▶ _DIRECTIONS FOR THIS TASK_
Images do not belong in the copy. Retype all the entries below exactly.
— BEGIN GIVEN RECORDS —
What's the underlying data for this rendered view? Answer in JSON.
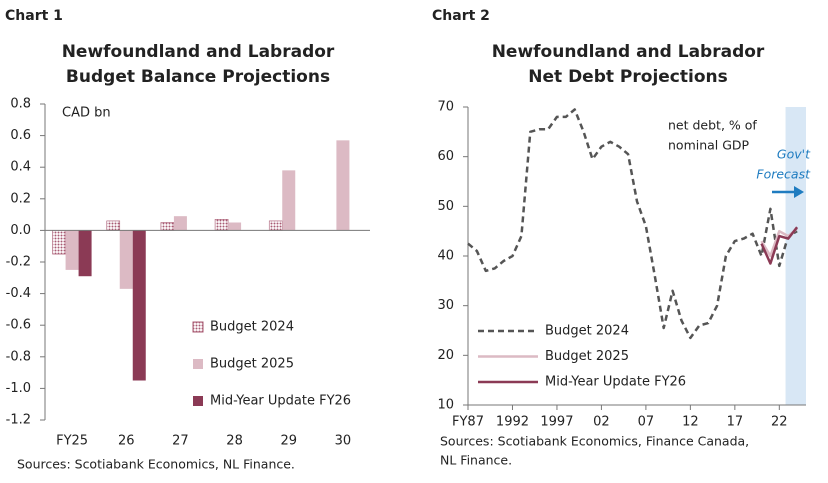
{
  "chart_data": [
    {
      "type": "bar",
      "panel_label": "Chart 1",
      "title": [
        "Newfoundland and Labrador",
        "Budget Balance Projections"
      ],
      "annotation": "CAD bn",
      "categories": [
        "FY25",
        "26",
        "27",
        "28",
        "29",
        "30"
      ],
      "series": [
        {
          "name": "Budget 2024",
          "color": "#a85a72",
          "pattern": "dots",
          "values": [
            -0.15,
            0.06,
            0.05,
            0.07,
            0.06,
            null
          ]
        },
        {
          "name": "Budget 2025",
          "color": "#dcbac4",
          "values": [
            -0.25,
            -0.37,
            0.09,
            0.05,
            0.38,
            0.57
          ]
        },
        {
          "name": "Mid-Year Update FY26",
          "color": "#8b3a55",
          "values": [
            -0.29,
            -0.95,
            null,
            null,
            null,
            null
          ]
        }
      ],
      "ylim": [
        -1.2,
        0.8
      ],
      "yticks": [
        0.8,
        0.6,
        0.4,
        0.2,
        {
          "value": 0,
          "label": "0.0"
        },
        -0.2,
        -0.4,
        -0.6,
        -0.8,
        {
          "value": -1,
          "label": "-1.0"
        },
        -1.2
      ],
      "source": [
        "Sources: Scotiabank Economics, NL Finance."
      ]
    },
    {
      "type": "line",
      "panel_label": "Chart 2",
      "title": [
        "Newfoundland and Labrador",
        "Net Debt Projections"
      ],
      "annotation": [
        "net debt, % of",
        "nominal GDP"
      ],
      "forecast_label": [
        "Gov't",
        "Forecast"
      ],
      "forecast_color": "#1f7cc0",
      "forecast_shade": [
        2022.7,
        2025
      ],
      "x": [
        1987,
        1988,
        1989,
        1990,
        1991,
        1992,
        1993,
        1994,
        1995,
        1996,
        1997,
        1998,
        1999,
        2000,
        2001,
        2002,
        2003,
        2004,
        2005,
        2006,
        2007,
        2008,
        2009,
        2010,
        2011,
        2012,
        2013,
        2014,
        2015,
        2016,
        2017,
        2018,
        2019,
        2020,
        2021,
        2022,
        2023,
        2024
      ],
      "series": [
        {
          "name": "Budget 2024",
          "color": "#555555",
          "dashed": true,
          "values": [
            42.5,
            41,
            37,
            37.5,
            39,
            40,
            44,
            65,
            65.5,
            65.5,
            68,
            68,
            69.5,
            65,
            59.5,
            62,
            63,
            62,
            60.5,
            51,
            46,
            36,
            25.5,
            33,
            27,
            23.5,
            26,
            26.5,
            30,
            40,
            43,
            43.5,
            44.5,
            40,
            49.5,
            38,
            44,
            45
          ]
        },
        {
          "name": "Budget 2025",
          "color": "#dcbac4",
          "values": [
            null,
            null,
            null,
            null,
            null,
            null,
            null,
            null,
            null,
            null,
            null,
            null,
            null,
            null,
            null,
            null,
            null,
            null,
            null,
            null,
            null,
            null,
            null,
            null,
            null,
            null,
            null,
            null,
            null,
            null,
            null,
            null,
            null,
            43,
            40,
            45,
            44,
            45.5
          ]
        },
        {
          "name": "Mid-Year Update FY26",
          "color": "#8b3a55",
          "values": [
            null,
            null,
            null,
            null,
            null,
            null,
            null,
            null,
            null,
            null,
            null,
            null,
            null,
            null,
            null,
            null,
            null,
            null,
            null,
            null,
            null,
            null,
            null,
            null,
            null,
            null,
            null,
            null,
            null,
            null,
            null,
            null,
            null,
            42.5,
            38.5,
            44,
            43.5,
            45.8
          ]
        }
      ],
      "xlim": [
        1987,
        2025
      ],
      "xticks": [
        {
          "value": 1987,
          "label": "FY87"
        },
        1992,
        1997,
        {
          "value": 2002,
          "label": "02"
        },
        {
          "value": 2007,
          "label": "07"
        },
        {
          "value": 2012,
          "label": "12"
        },
        {
          "value": 2017,
          "label": "17"
        },
        {
          "value": 2022,
          "label": "22"
        }
      ],
      "ylim": [
        10,
        70
      ],
      "yticks": [
        70,
        60,
        50,
        40,
        30,
        20,
        10
      ],
      "source": [
        "Sources: Scotiabank Economics, Finance Canada,",
        "NL Finance."
      ]
    }
  ]
}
— END GIVEN RECORDS —
▶ _SOLVED EXERCISE_
What's the underlying data for this rendered view? Answer in JSON.
{
  "chart_data": [
    {
      "type": "bar",
      "panel_label": "Chart 1",
      "title": [
        "Newfoundland and Labrador",
        "Budget Balance Projections"
      ],
      "annotation": "CAD bn",
      "categories": [
        "FY25",
        "26",
        "27",
        "28",
        "29",
        "30"
      ],
      "series": [
        {
          "name": "Budget 2024",
          "color": "#a85a72",
          "pattern": "dots",
          "values": [
            -0.15,
            0.06,
            0.05,
            0.07,
            0.06,
            null
          ]
        },
        {
          "name": "Budget 2025",
          "color": "#dcbac4",
          "values": [
            -0.25,
            -0.37,
            0.09,
            0.05,
            0.38,
            0.57
          ]
        },
        {
          "name": "Mid-Year Update FY26",
          "color": "#8b3a55",
          "values": [
            -0.29,
            -0.95,
            null,
            null,
            null,
            null
          ]
        }
      ],
      "ylim": [
        -1.2,
        0.8
      ],
      "yticks": [
        0.8,
        0.6,
        0.4,
        0.2,
        {
          "value": 0,
          "label": "0.0"
        },
        -0.2,
        -0.4,
        -0.6,
        -0.8,
        {
          "value": -1,
          "label": "-1.0"
        },
        -1.2
      ],
      "source": [
        "Sources: Scotiabank Economics, NL Finance."
      ]
    },
    {
      "type": "line",
      "panel_label": "Chart 2",
      "title": [
        "Newfoundland and Labrador",
        "Net Debt Projections"
      ],
      "annotation": [
        "net debt, % of",
        "nominal GDP"
      ],
      "forecast_label": [
        "Gov't",
        "Forecast"
      ],
      "forecast_color": "#1f7cc0",
      "forecast_shade": [
        2022.7,
        2025
      ],
      "x": [
        1987,
        1988,
        1989,
        1990,
        1991,
        1992,
        1993,
        1994,
        1995,
        1996,
        1997,
        1998,
        1999,
        2000,
        2001,
        2002,
        2003,
        2004,
        2005,
        2006,
        2007,
        2008,
        2009,
        2010,
        2011,
        2012,
        2013,
        2014,
        2015,
        2016,
        2017,
        2018,
        2019,
        2020,
        2021,
        2022,
        2023,
        2024
      ],
      "series": [
        {
          "name": "Budget 2024",
          "color": "#555555",
          "dashed": true,
          "values": [
            42.5,
            41,
            37,
            37.5,
            39,
            40,
            44,
            65,
            65.5,
            65.5,
            68,
            68,
            69.5,
            65,
            59.5,
            62,
            63,
            62,
            60.5,
            51,
            46,
            36,
            25.5,
            33,
            27,
            23.5,
            26,
            26.5,
            30,
            40,
            43,
            43.5,
            44.5,
            40,
            49.5,
            38,
            44,
            45
          ]
        },
        {
          "name": "Budget 2025",
          "color": "#dcbac4",
          "values": [
            null,
            null,
            null,
            null,
            null,
            null,
            null,
            null,
            null,
            null,
            null,
            null,
            null,
            null,
            null,
            null,
            null,
            null,
            null,
            null,
            null,
            null,
            null,
            null,
            null,
            null,
            null,
            null,
            null,
            null,
            null,
            null,
            null,
            43,
            40,
            45,
            44,
            45.5
          ]
        },
        {
          "name": "Mid-Year Update FY26",
          "color": "#8b3a55",
          "values": [
            null,
            null,
            null,
            null,
            null,
            null,
            null,
            null,
            null,
            null,
            null,
            null,
            null,
            null,
            null,
            null,
            null,
            null,
            null,
            null,
            null,
            null,
            null,
            null,
            null,
            null,
            null,
            null,
            null,
            null,
            null,
            null,
            null,
            42.5,
            38.5,
            44,
            43.5,
            45.8
          ]
        }
      ],
      "xlim": [
        1987,
        2025
      ],
      "xticks": [
        {
          "value": 1987,
          "label": "FY87"
        },
        1992,
        1997,
        {
          "value": 2002,
          "label": "02"
        },
        {
          "value": 2007,
          "label": "07"
        },
        {
          "value": 2012,
          "label": "12"
        },
        {
          "value": 2017,
          "label": "17"
        },
        {
          "value": 2022,
          "label": "22"
        }
      ],
      "ylim": [
        10,
        70
      ],
      "yticks": [
        70,
        60,
        50,
        40,
        30,
        20,
        10
      ],
      "source": [
        "Sources: Scotiabank Economics, Finance Canada,",
        "NL Finance."
      ]
    }
  ]
}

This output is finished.